_Short exercise_
Below is a listing. Gather each line of it that contains "triangle".

_Material for this exercise_
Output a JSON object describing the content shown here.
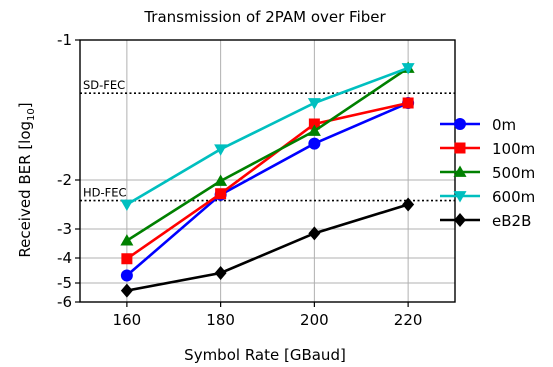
{
  "chart_data": {
    "type": "line",
    "title": "Transmission of 2PAM over Fiber",
    "xlabel": "Symbol Rate [GBaud]",
    "ylabel_main": "Received BER [log",
    "ylabel_sub": "10",
    "ylabel_close": "]",
    "x": [
      160,
      180,
      200,
      220
    ],
    "x_ticks": [
      160,
      180,
      200,
      220
    ],
    "x_tick_labels": [
      "160",
      "180",
      "200",
      "220"
    ],
    "xlim": [
      150,
      230
    ],
    "ylim": [
      -6,
      -1
    ],
    "y_ticks": [
      -1,
      -2,
      -3,
      -4,
      -5,
      -6
    ],
    "y_tick_labels": [
      "-1",
      "-2",
      "-3",
      "-4",
      "-5",
      "-6"
    ],
    "y_scale": "log-BER: ticks at -1..-6 compressed toward the bottom (axis value = log10(BER))",
    "grid": true,
    "legend_position": "outside-right",
    "reference_lines": [
      {
        "label": "SD-FEC",
        "y": -1.38
      },
      {
        "label": "HD-FEC",
        "y": -2.42
      }
    ],
    "series": [
      {
        "name": "0m",
        "color": "#0000ff",
        "marker": "circle",
        "values": [
          -4.7,
          -2.3,
          -1.74,
          -1.45
        ]
      },
      {
        "name": "100m",
        "color": "#ff0000",
        "marker": "square",
        "values": [
          -4.03,
          -2.28,
          -1.6,
          -1.45
        ]
      },
      {
        "name": "500m",
        "color": "#008000",
        "marker": "triangle-up",
        "values": [
          -3.4,
          -2.02,
          -1.65,
          -1.2
        ]
      },
      {
        "name": "600m",
        "color": "#00bfbf",
        "marker": "triangle-down",
        "values": [
          -2.5,
          -1.78,
          -1.45,
          -1.2
        ]
      },
      {
        "name": "eB2B",
        "color": "#000000",
        "marker": "diamond",
        "values": [
          -5.4,
          -4.6,
          -3.15,
          -2.5
        ]
      }
    ]
  }
}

_Reply_
        "marker": "triangle-up",
        "marker": "triangle-down",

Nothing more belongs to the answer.